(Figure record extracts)
********

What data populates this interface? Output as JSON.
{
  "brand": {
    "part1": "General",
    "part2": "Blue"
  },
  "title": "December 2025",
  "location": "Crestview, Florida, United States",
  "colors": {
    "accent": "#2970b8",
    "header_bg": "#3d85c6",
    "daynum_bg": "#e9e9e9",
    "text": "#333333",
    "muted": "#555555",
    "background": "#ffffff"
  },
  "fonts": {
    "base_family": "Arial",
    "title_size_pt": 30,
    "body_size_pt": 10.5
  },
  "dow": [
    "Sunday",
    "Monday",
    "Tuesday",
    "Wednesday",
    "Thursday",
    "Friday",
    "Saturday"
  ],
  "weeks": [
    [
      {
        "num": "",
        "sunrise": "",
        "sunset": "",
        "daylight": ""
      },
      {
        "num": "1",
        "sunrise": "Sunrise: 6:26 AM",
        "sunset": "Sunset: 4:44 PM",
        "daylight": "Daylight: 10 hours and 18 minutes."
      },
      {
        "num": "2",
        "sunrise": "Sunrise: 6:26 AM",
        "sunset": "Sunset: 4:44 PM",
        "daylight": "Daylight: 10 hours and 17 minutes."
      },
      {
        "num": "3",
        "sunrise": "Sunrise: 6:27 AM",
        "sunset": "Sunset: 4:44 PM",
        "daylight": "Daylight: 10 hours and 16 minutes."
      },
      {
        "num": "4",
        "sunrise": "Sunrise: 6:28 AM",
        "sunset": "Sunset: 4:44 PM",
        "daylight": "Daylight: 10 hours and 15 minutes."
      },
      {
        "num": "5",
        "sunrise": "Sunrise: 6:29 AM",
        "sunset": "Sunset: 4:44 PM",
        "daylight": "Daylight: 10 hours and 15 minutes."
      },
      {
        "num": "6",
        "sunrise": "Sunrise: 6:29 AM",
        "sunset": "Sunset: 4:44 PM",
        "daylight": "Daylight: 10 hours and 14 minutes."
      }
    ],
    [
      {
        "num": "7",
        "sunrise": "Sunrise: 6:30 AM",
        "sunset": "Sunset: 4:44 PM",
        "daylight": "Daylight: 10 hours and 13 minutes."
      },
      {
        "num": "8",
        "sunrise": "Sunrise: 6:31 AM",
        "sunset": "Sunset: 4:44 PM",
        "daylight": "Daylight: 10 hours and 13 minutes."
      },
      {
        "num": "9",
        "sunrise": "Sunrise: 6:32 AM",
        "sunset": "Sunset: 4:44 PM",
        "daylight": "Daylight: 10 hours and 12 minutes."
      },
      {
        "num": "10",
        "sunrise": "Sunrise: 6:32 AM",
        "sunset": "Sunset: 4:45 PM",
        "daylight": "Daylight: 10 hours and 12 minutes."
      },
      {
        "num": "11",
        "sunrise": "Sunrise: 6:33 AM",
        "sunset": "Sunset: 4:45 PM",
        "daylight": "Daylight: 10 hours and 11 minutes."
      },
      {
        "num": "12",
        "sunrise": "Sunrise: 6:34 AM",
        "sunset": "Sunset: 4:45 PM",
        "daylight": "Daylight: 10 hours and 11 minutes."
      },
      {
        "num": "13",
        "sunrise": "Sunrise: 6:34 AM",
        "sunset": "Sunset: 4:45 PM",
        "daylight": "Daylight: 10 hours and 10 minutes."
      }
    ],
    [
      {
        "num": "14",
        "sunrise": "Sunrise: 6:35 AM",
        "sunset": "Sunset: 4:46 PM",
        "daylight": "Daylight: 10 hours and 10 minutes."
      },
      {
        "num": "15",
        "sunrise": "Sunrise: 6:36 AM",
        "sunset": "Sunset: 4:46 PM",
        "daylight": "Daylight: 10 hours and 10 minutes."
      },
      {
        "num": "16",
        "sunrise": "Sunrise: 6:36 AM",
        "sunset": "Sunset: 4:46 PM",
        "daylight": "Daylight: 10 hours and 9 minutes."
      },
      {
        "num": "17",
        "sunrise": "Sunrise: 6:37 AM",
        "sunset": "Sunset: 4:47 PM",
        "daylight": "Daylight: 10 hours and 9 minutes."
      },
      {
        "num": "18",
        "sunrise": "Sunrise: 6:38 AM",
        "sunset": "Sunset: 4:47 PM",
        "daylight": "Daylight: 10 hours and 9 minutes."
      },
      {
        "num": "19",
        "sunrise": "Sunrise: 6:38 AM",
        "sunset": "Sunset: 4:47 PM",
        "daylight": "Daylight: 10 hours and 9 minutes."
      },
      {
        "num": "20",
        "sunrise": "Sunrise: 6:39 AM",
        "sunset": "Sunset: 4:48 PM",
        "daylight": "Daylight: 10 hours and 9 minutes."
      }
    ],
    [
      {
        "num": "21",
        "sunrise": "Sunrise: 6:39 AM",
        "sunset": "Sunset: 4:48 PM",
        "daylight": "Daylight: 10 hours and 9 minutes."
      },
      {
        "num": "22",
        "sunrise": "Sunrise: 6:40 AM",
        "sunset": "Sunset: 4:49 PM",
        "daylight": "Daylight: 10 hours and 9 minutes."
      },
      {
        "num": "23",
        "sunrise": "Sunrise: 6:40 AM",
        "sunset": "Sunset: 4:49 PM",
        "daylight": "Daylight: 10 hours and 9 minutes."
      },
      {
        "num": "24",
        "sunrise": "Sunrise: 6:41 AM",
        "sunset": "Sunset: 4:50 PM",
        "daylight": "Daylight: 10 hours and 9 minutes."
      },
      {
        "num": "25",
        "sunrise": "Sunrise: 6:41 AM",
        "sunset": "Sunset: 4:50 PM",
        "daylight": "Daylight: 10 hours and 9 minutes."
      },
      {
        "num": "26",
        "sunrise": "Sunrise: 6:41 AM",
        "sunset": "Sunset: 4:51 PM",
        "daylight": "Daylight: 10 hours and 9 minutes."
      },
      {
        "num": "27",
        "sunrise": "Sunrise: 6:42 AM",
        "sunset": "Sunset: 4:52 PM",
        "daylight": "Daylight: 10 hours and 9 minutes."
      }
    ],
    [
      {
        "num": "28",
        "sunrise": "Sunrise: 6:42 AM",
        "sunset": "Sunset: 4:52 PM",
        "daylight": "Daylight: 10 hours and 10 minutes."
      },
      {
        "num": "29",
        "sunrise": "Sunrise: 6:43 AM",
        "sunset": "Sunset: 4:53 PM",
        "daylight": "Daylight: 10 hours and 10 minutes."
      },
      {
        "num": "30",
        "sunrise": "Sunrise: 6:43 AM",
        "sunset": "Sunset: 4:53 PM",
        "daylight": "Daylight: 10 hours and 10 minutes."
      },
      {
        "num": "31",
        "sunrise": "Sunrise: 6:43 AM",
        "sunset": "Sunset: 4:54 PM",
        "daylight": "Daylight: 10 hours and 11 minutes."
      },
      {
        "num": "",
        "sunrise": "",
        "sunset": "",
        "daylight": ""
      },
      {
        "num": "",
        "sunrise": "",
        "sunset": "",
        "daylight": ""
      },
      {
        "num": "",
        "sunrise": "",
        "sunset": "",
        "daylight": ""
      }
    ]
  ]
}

********

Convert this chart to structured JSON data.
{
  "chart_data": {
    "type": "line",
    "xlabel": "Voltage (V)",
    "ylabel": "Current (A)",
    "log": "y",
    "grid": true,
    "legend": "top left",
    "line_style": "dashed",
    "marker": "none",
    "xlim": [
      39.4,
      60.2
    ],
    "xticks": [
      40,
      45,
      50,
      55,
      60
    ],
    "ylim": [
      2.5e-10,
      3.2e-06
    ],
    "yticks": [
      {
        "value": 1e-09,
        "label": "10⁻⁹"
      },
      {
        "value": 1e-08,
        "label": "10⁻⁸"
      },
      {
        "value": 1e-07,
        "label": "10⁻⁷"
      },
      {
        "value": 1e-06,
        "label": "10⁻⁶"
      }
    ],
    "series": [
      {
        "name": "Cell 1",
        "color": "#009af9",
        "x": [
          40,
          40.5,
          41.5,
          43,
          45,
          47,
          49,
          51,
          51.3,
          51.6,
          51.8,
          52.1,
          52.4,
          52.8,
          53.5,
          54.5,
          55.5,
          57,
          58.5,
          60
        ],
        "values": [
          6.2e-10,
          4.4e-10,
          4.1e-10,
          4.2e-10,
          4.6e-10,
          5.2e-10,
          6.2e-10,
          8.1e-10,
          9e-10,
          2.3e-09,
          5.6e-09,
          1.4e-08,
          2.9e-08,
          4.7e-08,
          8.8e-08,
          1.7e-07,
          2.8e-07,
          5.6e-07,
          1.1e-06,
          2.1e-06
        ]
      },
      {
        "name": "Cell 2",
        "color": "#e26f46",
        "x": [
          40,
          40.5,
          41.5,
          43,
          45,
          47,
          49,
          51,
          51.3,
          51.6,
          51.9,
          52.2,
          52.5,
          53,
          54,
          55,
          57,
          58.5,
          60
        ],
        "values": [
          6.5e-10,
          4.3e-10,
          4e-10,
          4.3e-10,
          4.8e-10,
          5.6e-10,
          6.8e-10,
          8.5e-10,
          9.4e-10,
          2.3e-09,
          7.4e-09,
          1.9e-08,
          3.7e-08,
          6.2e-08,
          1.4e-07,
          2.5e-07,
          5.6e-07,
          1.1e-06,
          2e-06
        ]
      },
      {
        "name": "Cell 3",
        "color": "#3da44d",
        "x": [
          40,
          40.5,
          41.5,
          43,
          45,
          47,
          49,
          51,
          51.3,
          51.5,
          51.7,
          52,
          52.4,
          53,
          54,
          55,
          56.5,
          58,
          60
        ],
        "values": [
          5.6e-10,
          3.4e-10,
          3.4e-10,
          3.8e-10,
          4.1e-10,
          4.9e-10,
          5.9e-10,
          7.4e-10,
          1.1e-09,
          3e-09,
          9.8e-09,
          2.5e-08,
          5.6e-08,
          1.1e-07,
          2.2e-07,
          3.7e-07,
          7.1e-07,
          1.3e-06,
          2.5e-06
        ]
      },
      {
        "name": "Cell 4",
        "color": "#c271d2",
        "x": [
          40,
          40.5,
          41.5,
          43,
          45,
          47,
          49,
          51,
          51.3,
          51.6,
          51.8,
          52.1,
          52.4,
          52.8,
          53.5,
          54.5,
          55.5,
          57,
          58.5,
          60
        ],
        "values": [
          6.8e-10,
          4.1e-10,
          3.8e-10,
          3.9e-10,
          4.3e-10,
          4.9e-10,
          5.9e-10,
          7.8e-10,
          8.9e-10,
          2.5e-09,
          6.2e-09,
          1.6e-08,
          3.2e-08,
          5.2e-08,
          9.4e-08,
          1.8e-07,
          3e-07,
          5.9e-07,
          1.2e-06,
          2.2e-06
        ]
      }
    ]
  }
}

********

Only lines that contain the word "Cell" are wanted; copy each of them.

        "name": "Cell 1",
        "name": "Cell 2",
        "name": "Cell 3",
        "name": "Cell 4",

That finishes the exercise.